** CHALLENGE **
Identify the lines that contain the string "Registry", then copy each of them.

** Records from a collection of figures **
— Start —

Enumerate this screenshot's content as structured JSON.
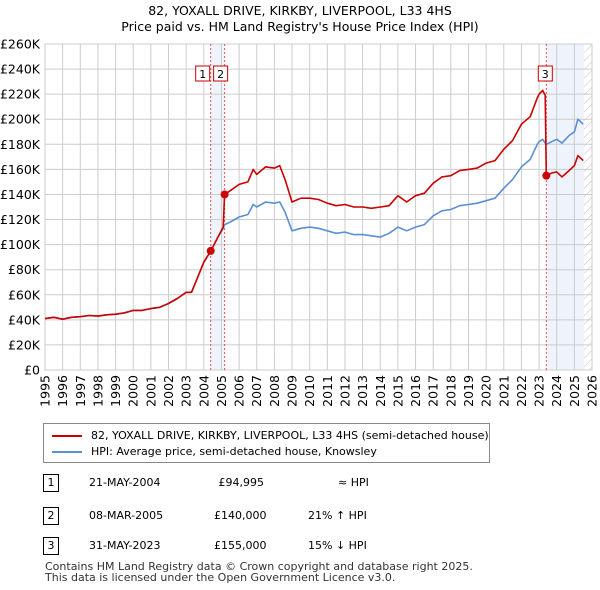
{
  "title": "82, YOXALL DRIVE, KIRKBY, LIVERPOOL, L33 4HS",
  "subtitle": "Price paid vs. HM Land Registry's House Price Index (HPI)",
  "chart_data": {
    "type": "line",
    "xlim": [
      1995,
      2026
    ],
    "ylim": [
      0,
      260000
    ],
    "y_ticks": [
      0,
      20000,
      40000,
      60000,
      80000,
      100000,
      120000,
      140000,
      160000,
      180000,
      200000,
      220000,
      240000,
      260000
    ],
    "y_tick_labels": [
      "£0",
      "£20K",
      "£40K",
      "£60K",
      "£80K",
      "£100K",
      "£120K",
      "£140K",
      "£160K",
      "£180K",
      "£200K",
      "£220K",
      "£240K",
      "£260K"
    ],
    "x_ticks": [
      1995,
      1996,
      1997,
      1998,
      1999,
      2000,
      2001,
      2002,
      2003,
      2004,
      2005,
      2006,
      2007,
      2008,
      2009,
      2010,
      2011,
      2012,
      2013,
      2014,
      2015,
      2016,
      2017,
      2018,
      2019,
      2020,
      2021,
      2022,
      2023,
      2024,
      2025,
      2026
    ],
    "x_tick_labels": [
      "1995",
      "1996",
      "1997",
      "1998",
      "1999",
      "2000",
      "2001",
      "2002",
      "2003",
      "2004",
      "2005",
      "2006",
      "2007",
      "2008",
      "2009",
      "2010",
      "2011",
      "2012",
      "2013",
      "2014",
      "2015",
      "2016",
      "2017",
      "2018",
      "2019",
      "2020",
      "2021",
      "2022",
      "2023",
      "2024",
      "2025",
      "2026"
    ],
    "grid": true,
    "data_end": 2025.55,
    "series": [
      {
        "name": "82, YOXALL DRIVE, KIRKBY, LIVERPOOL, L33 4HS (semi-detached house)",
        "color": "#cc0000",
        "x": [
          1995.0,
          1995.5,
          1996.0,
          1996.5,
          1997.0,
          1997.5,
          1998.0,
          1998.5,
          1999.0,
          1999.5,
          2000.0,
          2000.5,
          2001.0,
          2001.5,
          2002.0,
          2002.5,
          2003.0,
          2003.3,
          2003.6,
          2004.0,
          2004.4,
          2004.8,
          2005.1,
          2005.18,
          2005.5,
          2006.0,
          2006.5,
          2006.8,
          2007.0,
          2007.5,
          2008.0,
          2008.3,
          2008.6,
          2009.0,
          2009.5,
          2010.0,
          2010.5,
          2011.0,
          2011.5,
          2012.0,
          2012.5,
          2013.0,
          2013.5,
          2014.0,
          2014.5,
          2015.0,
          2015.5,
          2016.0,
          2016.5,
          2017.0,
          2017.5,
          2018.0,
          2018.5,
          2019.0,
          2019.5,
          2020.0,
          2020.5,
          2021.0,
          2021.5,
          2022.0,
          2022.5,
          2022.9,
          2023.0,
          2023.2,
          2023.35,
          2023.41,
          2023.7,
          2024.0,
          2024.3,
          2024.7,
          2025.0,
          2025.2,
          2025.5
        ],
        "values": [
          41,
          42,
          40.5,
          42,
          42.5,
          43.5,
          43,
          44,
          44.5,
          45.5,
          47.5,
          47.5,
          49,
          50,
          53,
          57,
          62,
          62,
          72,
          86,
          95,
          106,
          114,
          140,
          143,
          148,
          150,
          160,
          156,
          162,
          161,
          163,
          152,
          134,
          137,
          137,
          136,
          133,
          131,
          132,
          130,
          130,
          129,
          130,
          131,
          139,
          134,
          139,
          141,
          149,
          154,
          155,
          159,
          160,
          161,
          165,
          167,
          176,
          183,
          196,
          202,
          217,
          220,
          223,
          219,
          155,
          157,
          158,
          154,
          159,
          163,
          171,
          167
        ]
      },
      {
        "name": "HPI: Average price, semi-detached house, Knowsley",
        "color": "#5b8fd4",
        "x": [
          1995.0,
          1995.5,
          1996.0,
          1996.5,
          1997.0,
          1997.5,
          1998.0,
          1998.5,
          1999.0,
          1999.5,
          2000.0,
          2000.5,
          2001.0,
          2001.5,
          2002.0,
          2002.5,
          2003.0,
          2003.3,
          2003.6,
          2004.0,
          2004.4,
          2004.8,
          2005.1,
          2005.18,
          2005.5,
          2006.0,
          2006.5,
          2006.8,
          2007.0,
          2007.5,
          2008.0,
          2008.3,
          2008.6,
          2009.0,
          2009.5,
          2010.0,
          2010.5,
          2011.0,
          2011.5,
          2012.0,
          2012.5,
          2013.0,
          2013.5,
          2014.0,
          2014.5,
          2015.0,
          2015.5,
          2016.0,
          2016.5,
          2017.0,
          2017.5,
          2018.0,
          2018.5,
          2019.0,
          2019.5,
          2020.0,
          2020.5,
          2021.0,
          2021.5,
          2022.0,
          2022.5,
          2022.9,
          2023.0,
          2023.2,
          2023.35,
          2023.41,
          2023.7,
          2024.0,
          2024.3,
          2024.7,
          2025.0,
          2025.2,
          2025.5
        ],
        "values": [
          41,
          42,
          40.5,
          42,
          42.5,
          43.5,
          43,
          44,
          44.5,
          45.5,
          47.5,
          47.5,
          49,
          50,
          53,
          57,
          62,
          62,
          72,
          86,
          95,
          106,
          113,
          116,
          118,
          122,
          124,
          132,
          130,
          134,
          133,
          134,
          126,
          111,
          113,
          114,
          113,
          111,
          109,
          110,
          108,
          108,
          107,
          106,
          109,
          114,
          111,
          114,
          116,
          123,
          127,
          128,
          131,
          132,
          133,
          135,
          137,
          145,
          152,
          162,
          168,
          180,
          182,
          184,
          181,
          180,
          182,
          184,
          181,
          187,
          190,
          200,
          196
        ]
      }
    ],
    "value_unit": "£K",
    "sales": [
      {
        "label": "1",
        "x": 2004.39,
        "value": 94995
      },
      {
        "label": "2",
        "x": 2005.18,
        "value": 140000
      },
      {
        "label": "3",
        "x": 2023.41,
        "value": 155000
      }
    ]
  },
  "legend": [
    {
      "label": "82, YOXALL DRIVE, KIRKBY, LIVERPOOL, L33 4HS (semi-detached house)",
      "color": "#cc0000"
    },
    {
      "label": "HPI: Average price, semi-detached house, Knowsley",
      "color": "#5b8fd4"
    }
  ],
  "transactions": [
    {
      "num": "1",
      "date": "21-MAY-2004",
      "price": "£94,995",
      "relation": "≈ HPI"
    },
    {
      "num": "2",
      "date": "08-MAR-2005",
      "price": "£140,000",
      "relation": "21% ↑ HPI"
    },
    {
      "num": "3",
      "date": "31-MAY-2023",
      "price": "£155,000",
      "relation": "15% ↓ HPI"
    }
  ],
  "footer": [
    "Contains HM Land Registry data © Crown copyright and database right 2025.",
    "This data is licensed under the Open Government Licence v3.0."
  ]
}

— End —

** THE REPLY **
  "subtitle": "Price paid vs. HM Land Registry's House Price Index (HPI)",
    "Contains HM Land Registry data © Crown copyright and database right 2025.",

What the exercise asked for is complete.